Data listing
+ + + + + + +

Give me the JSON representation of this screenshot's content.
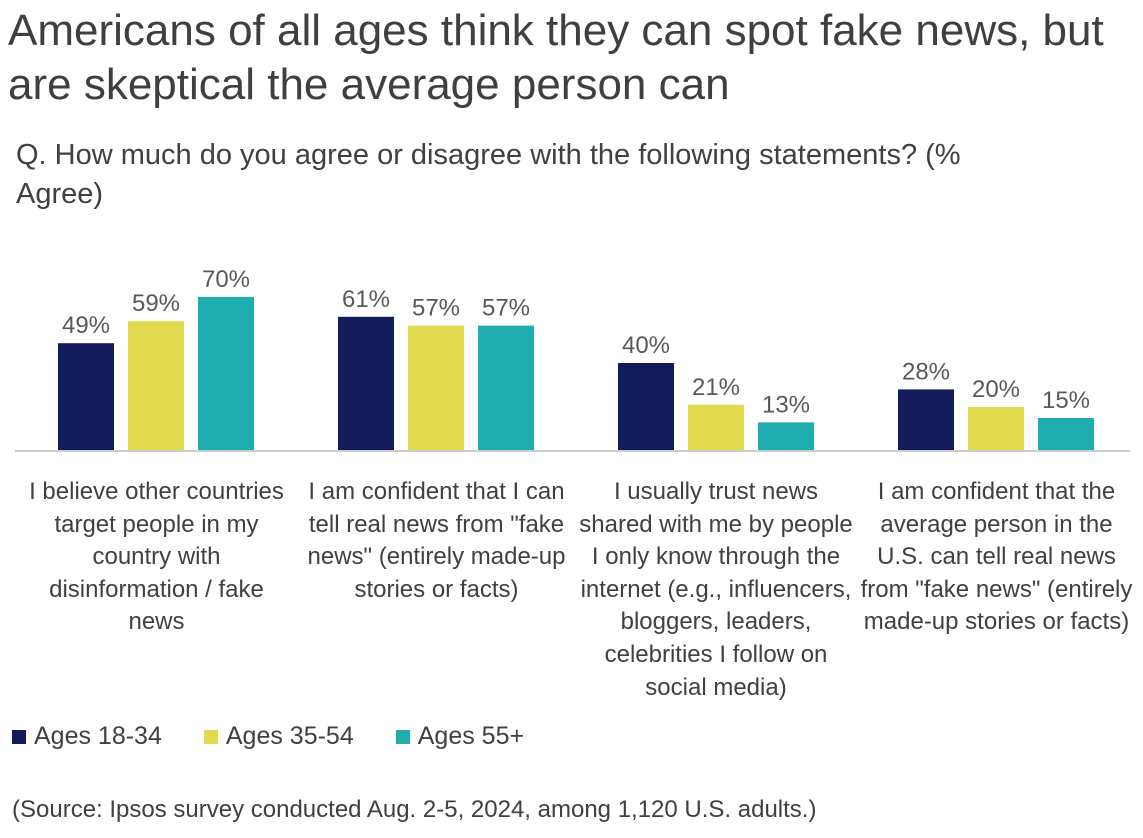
{
  "title": "Americans of all ages think they can spot fake news, but are skeptical the average person can",
  "subtitle": "Q. How much do you agree or disagree with the following statements? (% Agree)",
  "source": "(Source: Ipsos survey conducted Aug. 2-5, 2024, among 1,120 U.S. adults.)",
  "chart_data": {
    "type": "bar",
    "categories": [
      "I believe other countries target people in my country with disinformation / fake news",
      "I am confident that I can tell real news from \"fake news\" (entirely made-up stories or facts)",
      "I usually trust news shared with me by people I only know through the internet (e.g., influencers, bloggers, leaders, celebrities I follow on social media)",
      "I am confident that the average person in the U.S. can tell real news from \"fake news\" (entirely made-up stories or facts)"
    ],
    "series": [
      {
        "name": "Ages 18-34",
        "color": "#141b5a",
        "values": [
          49,
          61,
          40,
          28
        ],
        "labels": [
          "49%",
          "61%",
          "40%",
          "28%"
        ]
      },
      {
        "name": "Ages 35-54",
        "color": "#e1da4f",
        "values": [
          59,
          57,
          21,
          20
        ],
        "labels": [
          "59%",
          "57%",
          "21%",
          "20%"
        ]
      },
      {
        "name": "Ages 55+",
        "color": "#1fadad",
        "values": [
          70,
          57,
          13,
          15
        ],
        "labels": [
          "70%",
          "57%",
          "13%",
          "15%"
        ]
      }
    ],
    "unit": "%",
    "ylim": [
      0,
      100
    ],
    "grid": false,
    "legend": "bottom-left"
  }
}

+ + + + + + +

**EXERCISE DETAILS**
Show all lines above holding "color".

**OUTPUT OF THE EXERCISE**
        "color": "#141b5a",
        "color": "#e1da4f",
        "color": "#1fadad",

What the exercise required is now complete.